Dataset rows:

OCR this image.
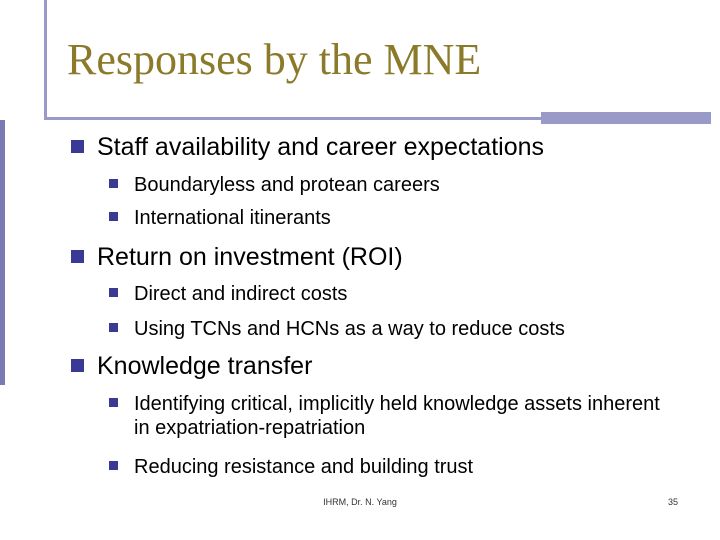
Responses by the MNE
Staff availability and career expectations
Boundaryless and protean careers
International itinerants
Return on investment (ROI)
Direct and indirect costs
Using TCNs and HCNs as a way to reduce costs
Knowledge transfer
Identifying critical, implicitly held knowledge assets inherent in expatriation-repatriation
Reducing resistance and building trust
IHRM, Dr. N. Yang	35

## DIRECTIVE
Will you restate every entry word for word and omit the images?

## ANSWER TO THE EXERCISE
OCR this image.
Responses by the MNE
Staff availability and career expectations
Boundaryless and protean careers
International itinerants
Return on investment (ROI)
Direct and indirect costs
Using TCNs and HCNs as a way to reduce costs
Knowledge transfer
Identifying critical, implicitly held knowledge assets inherent in expatriation-repatriation
Reducing resistance and building trust
IHRM, Dr. N. Yang	35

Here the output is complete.